(Your task): Pictures do not belong in the copy; transcribe everything else in the records exactly.

[Data records]

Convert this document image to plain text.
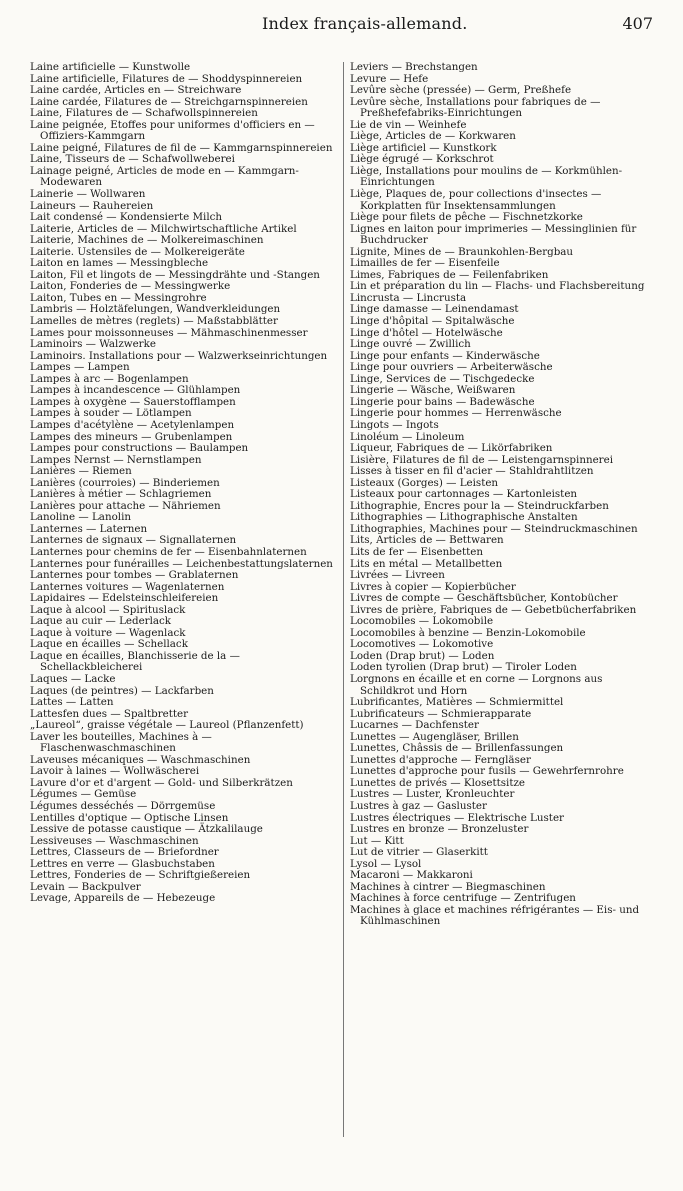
Index français-allemand.	407
Laine artificielle — Kunstwolle
Laine artificielle, Filatures de — Shoddyspinnereien
Laine cardée, Articles en — Streichware
Laine cardée, Filatures de — Streichgarnspinnereien
Laine, Filatures de — Schafwollspinnereien
Laine peignée, Etoffes pour uniformes d'officiers en — Offiziers-Kammgarn
Laine peigné, Filatures de fil de — Kammgarnspinnereien
Laine, Tisseurs de — Schafwollweberei
Lainage peigné, Articles de mode en — Kammgarn-Modewaren
Lainerie — Wollwaren
Laineurs — Rauhereien
Lait condensé — Kondensierte Milch
Laiterie, Articles de — Milchwirtschaftliche Artikel
Laiterie, Machines de — Molkereimaschinen
Laiterie. Ustensiles de — Molkereigeräte
Laiton en lames — Messingbleche
Laiton, Fil et lingots de — Messingdrähte und -Stangen
Laiton, Fonderies de — Messingwerke
Laiton, Tubes en — Messingrohre
Lambris — Holztäfelungen, Wandverkleidungen
Lamelles de mètres (reglets) — Maßstabblätter
Lames pour moissonneuses — Mähmaschinenmesser
Laminoirs — Walzwerke
Laminoirs. Installations pour — Walzwerkseinrichtungen
Lampes — Lampen
Lampes à arc — Bogenlampen
Lampes à incandescence — Glühlampen
Lampes à oxygène — Sauerstofflampen
Lampes à souder — Lötlampen
Lampes d'acétylène — Acetylenlampen
Lampes des mineurs — Grubenlampen
Lampes pour constructions — Baulampen
Lampes Nernst — Nernstlampen
Lanières — Riemen
Lanières (courroies) — Binderiemen
Lanières à métier — Schlagriemen
Lanières pour attache — Nähriemen
Lanoline — Lanolin
Lanternes — Laternen
Lanternes de signaux — Signallaternen
Lanternes pour chemins de fer — Eisenbahnlaternen
Lanternes pour funérailles — Leichenbestattungslaternen
Lanternes pour tombes — Grablaternen
Lanternes voitures — Wagenlaternen
Lapidaires — Edelsteinschleifereien
Laque à alcool — Spirituslack
Laque au cuir — Lederlack
Laque à voiture — Wagenlack
Laque en écailles — Schellack
Laque en écailles, Blanchisserie de la — Schellackbleicherei
Laques — Lacke
Laques (de peintres) — Lackfarben
Lattes — Latten
Lattesfen dues — Spaltbretter
„Laureol“, graisse végétale — Laureol (Pflanzenfett)
Laver les bouteilles, Machines à — Flaschenwaschmaschinen
Laveuses mécaniques — Waschmaschinen
Lavoir à laines — Wollwäscherei
Lavure d'or et d'argent — Gold- und Silberkrätzen
Légumes — Gemüse
Légumes desséchés — Dörrgemüse
Lentilles d'optique — Optische Linsen
Lessive de potasse caustique — Ätzkalilauge
Lessiveuses — Waschmaschinen
Lettres, Classeurs de — Briefordner
Lettres en verre — Glasbuchstaben
Lettres, Fonderies de — Schriftgießereien
Levain — Backpulver
Levage, Appareils de — Hebezeuge
Leviers — Brechstangen
Levure — Hefe
Levûre sèche (pressée) — Germ, Preßhefe
Levûre sèche, Installations pour fabriques de — Preßhefefabriks-Einrichtungen
Lie de vin — Weinhefe
Liège, Articles de — Korkwaren
Liège artificiel — Kunstkork
Liège égrugé — Korkschrot
Liège, Installations pour moulins de — Korkmühlen-Einrichtungen
Liège, Plaques de, pour collections d'insectes — Korkplatten für Insektensammlungen
Liège pour filets de pêche — Fischnetzkorke
Lignes en laiton pour imprimeries — Messinglinien für Buchdrucker
Lignite, Mines de — Braunkohlen-Bergbau
Limailles de fer — Eisenfeile
Limes, Fabriques de — Feilenfabriken
Lin et préparation du lin — Flachs- und Flachsbereitung
Lincrusta — Lincrusta
Linge damasse — Leinendamast
Linge d'hôpital — Spitalwäsche
Linge d'hôtel — Hotelwäsche
Linge ouvré — Zwillich
Linge pour enfants — Kinderwäsche
Linge pour ouvriers — Arbeiterwäsche
Linge, Services de — Tischgedecke
Lingerie — Wäsche, Weißwaren
Lingerie pour bains — Badewäsche
Lingerie pour hommes — Herrenwäsche
Lingots — Ingots
Linoléum — Linoleum
Liqueur, Fabriques de — Likörfabriken
Lisière, Filatures de fil de — Leistengarnspinnerei
Lisses à tisser en fil d'acier — Stahldrahtlitzen
Listeaux (Gorges) — Leisten
Listeaux pour cartonnages — Kartonleisten
Lithographie, Encres pour la — Steindruckfarben
Lithographies — Lithographische Anstalten
Lithographies, Machines pour — Steindruckmaschinen
Lits, Articles de — Bettwaren
Lits de fer — Eisenbetten
Lits en métal — Metallbetten
Livrées — Livreen
Livres à copier — Kopierbücher
Livres de compte — Geschäftsbücher, Kontobücher
Livres de prière, Fabriques de — Gebetbücherfabriken
Locomobiles — Lokomobile
Locomobiles à benzine — Benzin-Lokomobile
Locomotives — Lokomotive
Loden (Drap brut) — Loden
Loden tyrolien (Drap brut) — Tiroler Loden
Lorgnons en écaille et en corne — Lorgnons aus Schildkrot und Horn
Lubrificantes, Matières — Schmiermittel
Lubrificateurs — Schmierapparate
Lucarnes — Dachfenster
Lunettes — Augengläser, Brillen
Lunettes, Châssis de — Brillenfassungen
Lunettes d'approche — Ferngläser
Lunettes d'approche pour fusils — Gewehrfernrohre
Lunettes de privés — Klosettsitze
Lustres — Luster, Kronleuchter
Lustres à gaz — Gasluster
Lustres électriques — Elektrische Luster
Lustres en bronze — Bronzeluster
Lut — Kitt
Lut de vitrier — Glaserkitt
Lysol — Lysol
Macaroni — Makkaroni
Machines à cintrer — Biegmaschinen
Machines à force centrifuge — Zentrifugen
Machines à glace et machines réfrigérantes — Eis- und Kühlmaschinen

(Response to the task):
Convert this document image to plain text.
Index français-allemand.	407
Laine artificielle — Kunstwolle
Laine artificielle, Filatures de — Shoddyspinnereien
Laine cardée, Articles en — Streichware
Laine cardée, Filatures de — Streichgarnspinnereien
Laine, Filatures de — Schafwollspinnereien
Laine peignée, Etoffes pour uniformes d'officiers en — Offiziers-Kammgarn
Laine peigné, Filatures de fil de — Kammgarnspinnereien
Laine, Tisseurs de — Schafwollweberei
Lainage peigné, Articles de mode en — Kammgarn-Modewaren
Lainerie — Wollwaren
Laineurs — Rauhereien
Lait condensé — Kondensierte Milch
Laiterie, Articles de — Milchwirtschaftliche Artikel
Laiterie, Machines de — Molkereimaschinen
Laiterie. Ustensiles de — Molkereigeräte
Laiton en lames — Messingbleche
Laiton, Fil et lingots de — Messingdrähte und -Stangen
Laiton, Fonderies de — Messingwerke
Laiton, Tubes en — Messingrohre
Lambris — Holztäfelungen, Wandverkleidungen
Lamelles de mètres (reglets) — Maßstabblätter
Lames pour moissonneuses — Mähmaschinenmesser
Laminoirs — Walzwerke
Laminoirs. Installations pour — Walzwerkseinrichtungen
Lampes — Lampen
Lampes à arc — Bogenlampen
Lampes à incandescence — Glühlampen
Lampes à oxygène — Sauerstofflampen
Lampes à souder — Lötlampen
Lampes d'acétylène — Acetylenlampen
Lampes des mineurs — Grubenlampen
Lampes pour constructions — Baulampen
Lampes Nernst — Nernstlampen
Lanières — Riemen
Lanières (courroies) — Binderiemen
Lanières à métier — Schlagriemen
Lanières pour attache — Nähriemen
Lanoline — Lanolin
Lanternes — Laternen
Lanternes de signaux — Signallaternen
Lanternes pour chemins de fer — Eisenbahnlaternen
Lanternes pour funérailles — Leichenbestattungslaternen
Lanternes pour tombes — Grablaternen
Lanternes voitures — Wagenlaternen
Lapidaires — Edelsteinschleifereien
Laque à alcool — Spirituslack
Laque au cuir — Lederlack
Laque à voiture — Wagenlack
Laque en écailles — Schellack
Laque en écailles, Blanchisserie de la — Schellackbleicherei
Laques — Lacke
Laques (de peintres) — Lackfarben
Lattes — Latten
Lattesfen dues — Spaltbretter
„Laureol“, graisse végétale — Laureol (Pflanzenfett)
Laver les bouteilles, Machines à — Flaschenwaschmaschinen
Laveuses mécaniques — Waschmaschinen
Lavoir à laines — Wollwäscherei
Lavure d'or et d'argent — Gold- und Silberkrätzen
Légumes — Gemüse
Légumes desséchés — Dörrgemüse
Lentilles d'optique — Optische Linsen
Lessive de potasse caustique — Ätzkalilauge
Lessiveuses — Waschmaschinen
Lettres, Classeurs de — Briefordner
Lettres en verre — Glasbuchstaben
Lettres, Fonderies de — Schriftgießereien
Levain — Backpulver
Levage, Appareils de — Hebezeuge
Leviers — Brechstangen
Levure — Hefe
Levûre sèche (pressée) — Germ, Preßhefe
Levûre sèche, Installations pour fabriques de — Preßhefefabriks-Einrichtungen
Lie de vin — Weinhefe
Liège, Articles de — Korkwaren
Liège artificiel — Kunstkork
Liège égrugé — Korkschrot
Liège, Installations pour moulins de — Korkmühlen-Einrichtungen
Liège, Plaques de, pour collections d'insectes — Korkplatten für Insektensammlungen
Liège pour filets de pêche — Fischnetzkorke
Lignes en laiton pour imprimeries — Messinglinien für Buchdrucker
Lignite, Mines de — Braunkohlen-Bergbau
Limailles de fer — Eisenfeile
Limes, Fabriques de — Feilenfabriken
Lin et préparation du lin — Flachs- und Flachsbereitung
Lincrusta — Lincrusta
Linge damasse — Leinendamast
Linge d'hôpital — Spitalwäsche
Linge d'hôtel — Hotelwäsche
Linge ouvré — Zwillich
Linge pour enfants — Kinderwäsche
Linge pour ouvriers — Arbeiterwäsche
Linge, Services de — Tischgedecke
Lingerie — Wäsche, Weißwaren
Lingerie pour bains — Badewäsche
Lingerie pour hommes — Herrenwäsche
Lingots — Ingots
Linoléum — Linoleum
Liqueur, Fabriques de — Likörfabriken
Lisière, Filatures de fil de — Leistengarnspinnerei
Lisses à tisser en fil d'acier — Stahldrahtlitzen
Listeaux (Gorges) — Leisten
Listeaux pour cartonnages — Kartonleisten
Lithographie, Encres pour la — Steindruckfarben
Lithographies — Lithographische Anstalten
Lithographies, Machines pour — Steindruckmaschinen
Lits, Articles de — Bettwaren
Lits de fer — Eisenbetten
Lits en métal — Metallbetten
Livrées — Livreen
Livres à copier — Kopierbücher
Livres de compte — Geschäftsbücher, Kontobücher
Livres de prière, Fabriques de — Gebetbücherfabriken
Locomobiles — Lokomobile
Locomobiles à benzine — Benzin-Lokomobile
Locomotives — Lokomotive
Loden (Drap brut) — Loden
Loden tyrolien (Drap brut) — Tiroler Loden
Lorgnons en écaille et en corne — Lorgnons aus Schildkrot und Horn
Lubrificantes, Matières — Schmiermittel
Lubrificateurs — Schmierapparate
Lucarnes — Dachfenster
Lunettes — Augengläser, Brillen
Lunettes, Châssis de — Brillenfassungen
Lunettes d'approche — Ferngläser
Lunettes d'approche pour fusils — Gewehrfernrohre
Lunettes de privés — Klosettsitze
Lustres — Luster, Kronleuchter
Lustres à gaz — Gasluster
Lustres électriques — Elektrische Luster
Lustres en bronze — Bronzeluster
Lut — Kitt
Lut de vitrier — Glaserkitt
Lysol — Lysol
Macaroni — Makkaroni
Machines à cintrer — Biegmaschinen
Machines à force centrifuge — Zentrifugen
Machines à glace et machines réfrigérantes — Eis- und Kühlmaschinen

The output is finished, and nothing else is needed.